#### [To be done]
Search the listing for the string "blue" and copy every line that contains it.

#### [Dataset records]
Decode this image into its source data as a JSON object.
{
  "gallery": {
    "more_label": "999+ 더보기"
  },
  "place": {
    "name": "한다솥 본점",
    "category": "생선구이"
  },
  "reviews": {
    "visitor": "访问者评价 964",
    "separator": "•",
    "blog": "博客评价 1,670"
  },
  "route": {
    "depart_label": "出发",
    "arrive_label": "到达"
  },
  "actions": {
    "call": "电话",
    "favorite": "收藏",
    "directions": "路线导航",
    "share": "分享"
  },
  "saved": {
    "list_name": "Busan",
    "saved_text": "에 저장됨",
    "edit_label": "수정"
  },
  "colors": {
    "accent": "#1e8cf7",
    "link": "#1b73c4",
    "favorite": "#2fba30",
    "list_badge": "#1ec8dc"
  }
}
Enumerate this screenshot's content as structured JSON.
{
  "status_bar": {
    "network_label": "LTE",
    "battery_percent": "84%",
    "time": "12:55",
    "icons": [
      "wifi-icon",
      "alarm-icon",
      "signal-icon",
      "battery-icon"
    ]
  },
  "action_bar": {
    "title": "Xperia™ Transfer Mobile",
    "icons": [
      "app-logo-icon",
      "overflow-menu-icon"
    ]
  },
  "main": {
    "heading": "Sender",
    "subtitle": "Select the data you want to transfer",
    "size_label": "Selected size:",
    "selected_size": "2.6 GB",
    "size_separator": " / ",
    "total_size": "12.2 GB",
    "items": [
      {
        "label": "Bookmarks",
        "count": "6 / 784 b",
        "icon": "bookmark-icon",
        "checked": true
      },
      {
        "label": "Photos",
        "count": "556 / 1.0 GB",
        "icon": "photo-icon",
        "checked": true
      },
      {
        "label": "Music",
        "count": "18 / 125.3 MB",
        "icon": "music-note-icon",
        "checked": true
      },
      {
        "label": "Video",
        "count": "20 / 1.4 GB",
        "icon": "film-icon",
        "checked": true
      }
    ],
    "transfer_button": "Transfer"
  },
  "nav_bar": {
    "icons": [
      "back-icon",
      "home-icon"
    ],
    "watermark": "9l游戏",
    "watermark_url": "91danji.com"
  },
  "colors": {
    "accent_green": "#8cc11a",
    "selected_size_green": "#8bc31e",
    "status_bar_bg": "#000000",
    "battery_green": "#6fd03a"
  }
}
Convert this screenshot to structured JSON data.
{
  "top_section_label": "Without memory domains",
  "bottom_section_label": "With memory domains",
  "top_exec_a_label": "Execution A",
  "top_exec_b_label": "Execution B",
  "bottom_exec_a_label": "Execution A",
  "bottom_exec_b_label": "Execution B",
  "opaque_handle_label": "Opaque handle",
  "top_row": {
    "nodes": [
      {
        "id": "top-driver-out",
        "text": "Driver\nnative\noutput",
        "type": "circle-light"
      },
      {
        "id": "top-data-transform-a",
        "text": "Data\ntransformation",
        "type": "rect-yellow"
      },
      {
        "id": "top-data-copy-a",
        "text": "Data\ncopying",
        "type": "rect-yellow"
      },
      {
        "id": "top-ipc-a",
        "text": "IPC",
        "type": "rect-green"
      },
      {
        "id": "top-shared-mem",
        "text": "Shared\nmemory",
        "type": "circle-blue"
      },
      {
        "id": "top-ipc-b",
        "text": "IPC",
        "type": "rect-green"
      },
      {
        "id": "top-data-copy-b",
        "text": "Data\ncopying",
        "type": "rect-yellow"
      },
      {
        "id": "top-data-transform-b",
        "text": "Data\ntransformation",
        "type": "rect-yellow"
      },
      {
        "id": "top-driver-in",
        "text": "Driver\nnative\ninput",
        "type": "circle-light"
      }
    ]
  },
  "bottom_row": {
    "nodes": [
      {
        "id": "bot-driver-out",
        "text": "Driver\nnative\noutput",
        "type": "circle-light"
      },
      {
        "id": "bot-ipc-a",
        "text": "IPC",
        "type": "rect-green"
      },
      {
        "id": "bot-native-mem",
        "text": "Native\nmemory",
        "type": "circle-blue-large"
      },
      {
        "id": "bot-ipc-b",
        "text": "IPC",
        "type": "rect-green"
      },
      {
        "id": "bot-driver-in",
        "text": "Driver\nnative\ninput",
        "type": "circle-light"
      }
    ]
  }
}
---
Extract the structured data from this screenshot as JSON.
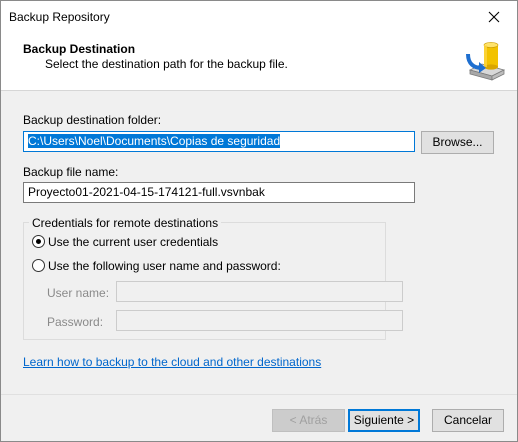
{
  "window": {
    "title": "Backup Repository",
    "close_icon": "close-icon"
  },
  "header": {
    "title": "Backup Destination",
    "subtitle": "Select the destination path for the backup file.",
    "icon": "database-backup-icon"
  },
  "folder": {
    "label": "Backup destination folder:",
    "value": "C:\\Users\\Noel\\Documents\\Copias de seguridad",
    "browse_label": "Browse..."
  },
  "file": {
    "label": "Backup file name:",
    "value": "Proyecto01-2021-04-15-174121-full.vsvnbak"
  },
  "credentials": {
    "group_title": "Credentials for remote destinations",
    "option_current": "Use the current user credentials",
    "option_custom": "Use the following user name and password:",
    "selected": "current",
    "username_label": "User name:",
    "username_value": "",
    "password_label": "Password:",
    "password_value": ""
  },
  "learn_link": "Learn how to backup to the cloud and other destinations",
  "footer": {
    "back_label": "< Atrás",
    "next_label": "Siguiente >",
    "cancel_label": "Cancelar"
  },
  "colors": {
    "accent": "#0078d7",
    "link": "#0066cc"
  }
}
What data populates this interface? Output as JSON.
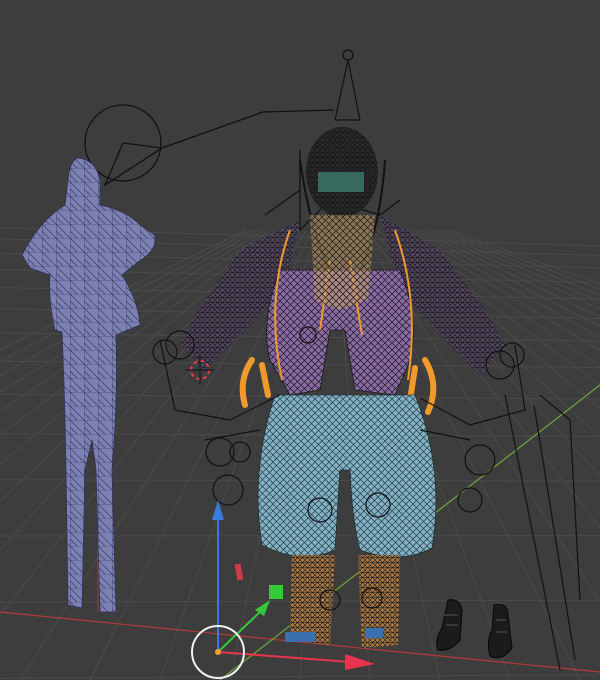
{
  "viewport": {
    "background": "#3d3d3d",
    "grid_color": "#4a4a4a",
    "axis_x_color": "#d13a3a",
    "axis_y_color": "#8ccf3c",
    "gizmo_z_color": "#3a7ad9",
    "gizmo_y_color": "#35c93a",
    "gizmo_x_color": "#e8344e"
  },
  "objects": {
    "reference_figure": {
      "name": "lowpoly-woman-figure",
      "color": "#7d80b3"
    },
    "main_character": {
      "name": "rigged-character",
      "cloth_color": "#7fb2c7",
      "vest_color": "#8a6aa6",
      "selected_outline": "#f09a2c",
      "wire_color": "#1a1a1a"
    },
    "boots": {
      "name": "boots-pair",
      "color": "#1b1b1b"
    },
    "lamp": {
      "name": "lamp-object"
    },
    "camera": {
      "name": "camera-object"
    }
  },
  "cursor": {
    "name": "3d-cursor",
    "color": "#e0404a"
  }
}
---
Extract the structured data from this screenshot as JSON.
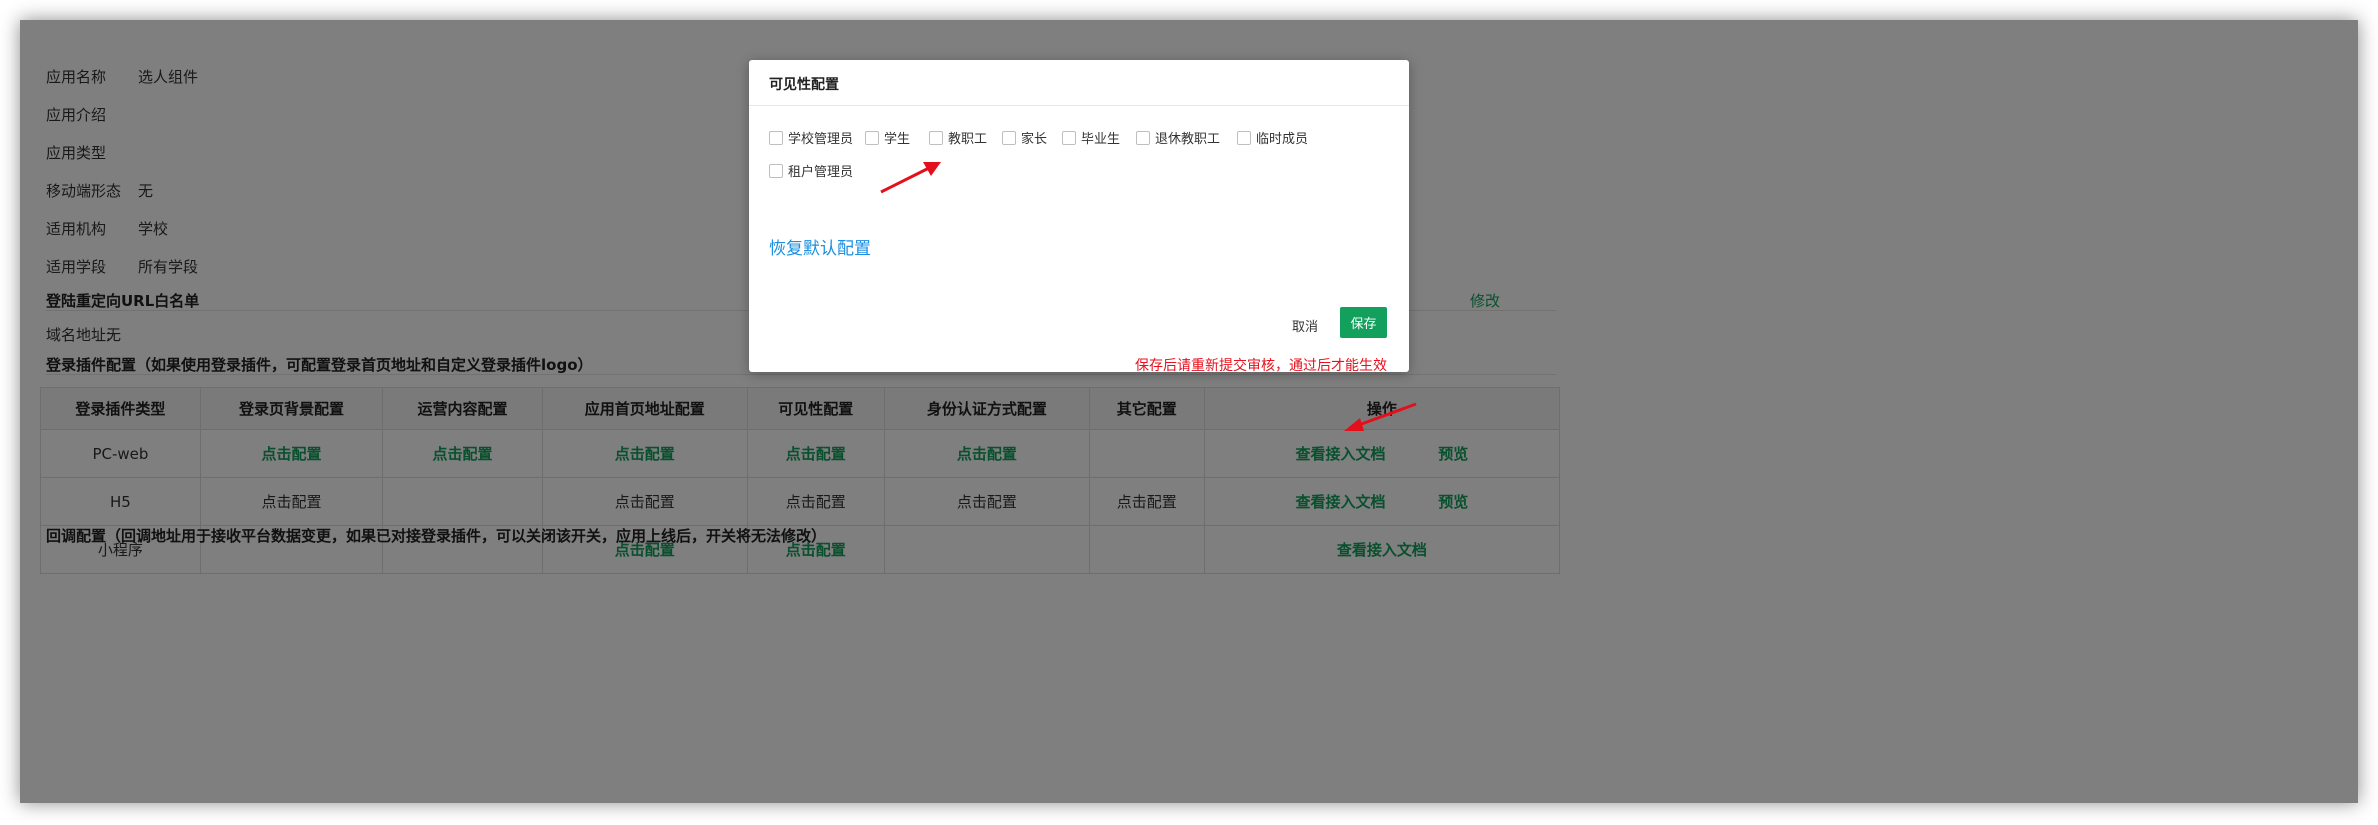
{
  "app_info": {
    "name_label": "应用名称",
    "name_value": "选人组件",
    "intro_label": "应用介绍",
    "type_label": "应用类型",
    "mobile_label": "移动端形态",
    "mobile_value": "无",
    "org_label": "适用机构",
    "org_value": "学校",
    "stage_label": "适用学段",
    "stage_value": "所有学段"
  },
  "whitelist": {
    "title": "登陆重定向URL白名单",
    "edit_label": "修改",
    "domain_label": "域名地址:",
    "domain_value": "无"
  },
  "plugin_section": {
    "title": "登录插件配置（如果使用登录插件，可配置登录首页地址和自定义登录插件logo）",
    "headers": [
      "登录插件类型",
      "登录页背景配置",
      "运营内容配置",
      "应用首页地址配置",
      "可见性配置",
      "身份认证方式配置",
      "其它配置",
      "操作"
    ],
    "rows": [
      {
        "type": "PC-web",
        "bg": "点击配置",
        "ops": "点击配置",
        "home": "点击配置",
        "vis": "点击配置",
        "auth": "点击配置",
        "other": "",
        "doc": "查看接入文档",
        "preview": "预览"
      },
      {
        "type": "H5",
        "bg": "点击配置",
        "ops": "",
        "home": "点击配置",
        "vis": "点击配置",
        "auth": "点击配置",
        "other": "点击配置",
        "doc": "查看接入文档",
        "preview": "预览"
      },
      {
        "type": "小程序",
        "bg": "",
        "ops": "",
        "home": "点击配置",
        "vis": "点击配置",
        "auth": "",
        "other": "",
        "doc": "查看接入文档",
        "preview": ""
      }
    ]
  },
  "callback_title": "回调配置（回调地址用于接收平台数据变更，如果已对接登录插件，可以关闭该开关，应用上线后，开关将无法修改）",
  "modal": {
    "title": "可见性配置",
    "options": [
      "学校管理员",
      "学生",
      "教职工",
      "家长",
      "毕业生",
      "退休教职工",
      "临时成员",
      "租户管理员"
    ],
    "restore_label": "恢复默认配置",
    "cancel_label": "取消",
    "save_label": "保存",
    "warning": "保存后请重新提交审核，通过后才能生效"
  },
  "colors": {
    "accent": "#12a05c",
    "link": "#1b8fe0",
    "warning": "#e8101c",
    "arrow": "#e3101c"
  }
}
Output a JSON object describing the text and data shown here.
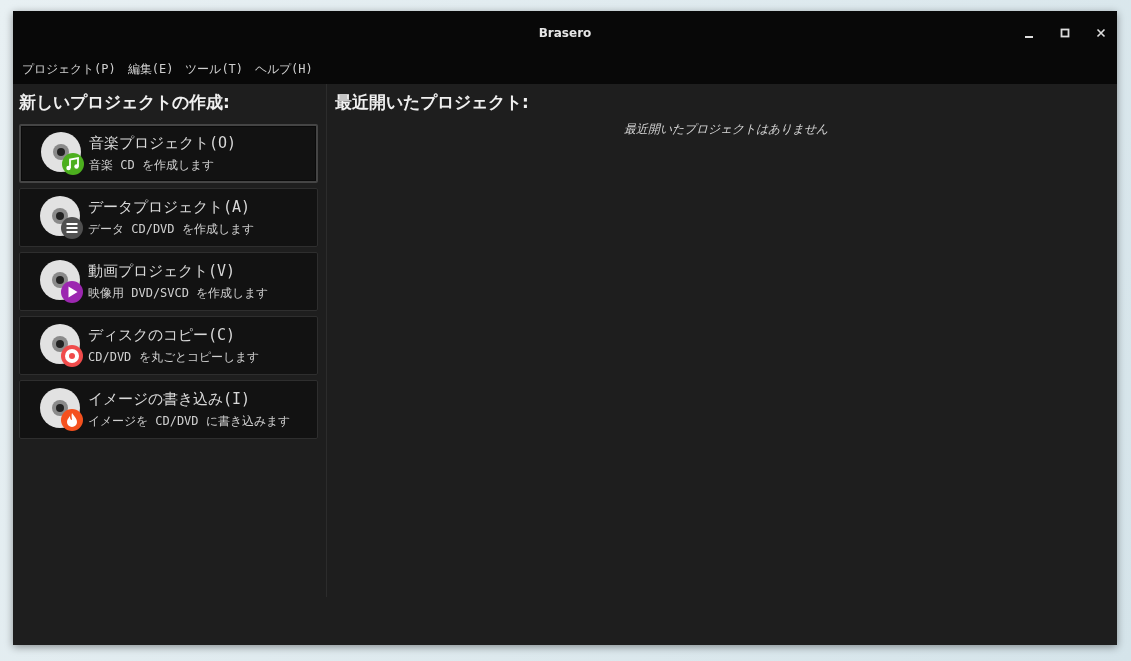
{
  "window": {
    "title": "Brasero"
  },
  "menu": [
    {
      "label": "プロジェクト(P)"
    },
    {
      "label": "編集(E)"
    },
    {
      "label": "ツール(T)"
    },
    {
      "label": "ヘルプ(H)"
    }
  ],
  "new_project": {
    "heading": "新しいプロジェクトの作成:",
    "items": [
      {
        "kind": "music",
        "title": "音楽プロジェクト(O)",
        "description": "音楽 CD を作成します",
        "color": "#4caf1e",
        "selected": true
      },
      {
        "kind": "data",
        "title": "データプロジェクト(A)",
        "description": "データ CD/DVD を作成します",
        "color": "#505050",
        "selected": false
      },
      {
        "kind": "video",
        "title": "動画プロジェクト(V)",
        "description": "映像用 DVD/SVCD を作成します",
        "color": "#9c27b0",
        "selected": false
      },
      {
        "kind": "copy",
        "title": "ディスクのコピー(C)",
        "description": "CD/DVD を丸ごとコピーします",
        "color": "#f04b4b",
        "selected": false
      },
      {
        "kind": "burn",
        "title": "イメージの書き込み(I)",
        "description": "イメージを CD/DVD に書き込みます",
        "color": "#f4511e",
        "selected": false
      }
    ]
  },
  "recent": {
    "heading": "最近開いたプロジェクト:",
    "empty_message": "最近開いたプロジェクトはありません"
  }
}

#### [Completed task]
        "type": "circle-blue"
        "type": "circle-blue-large"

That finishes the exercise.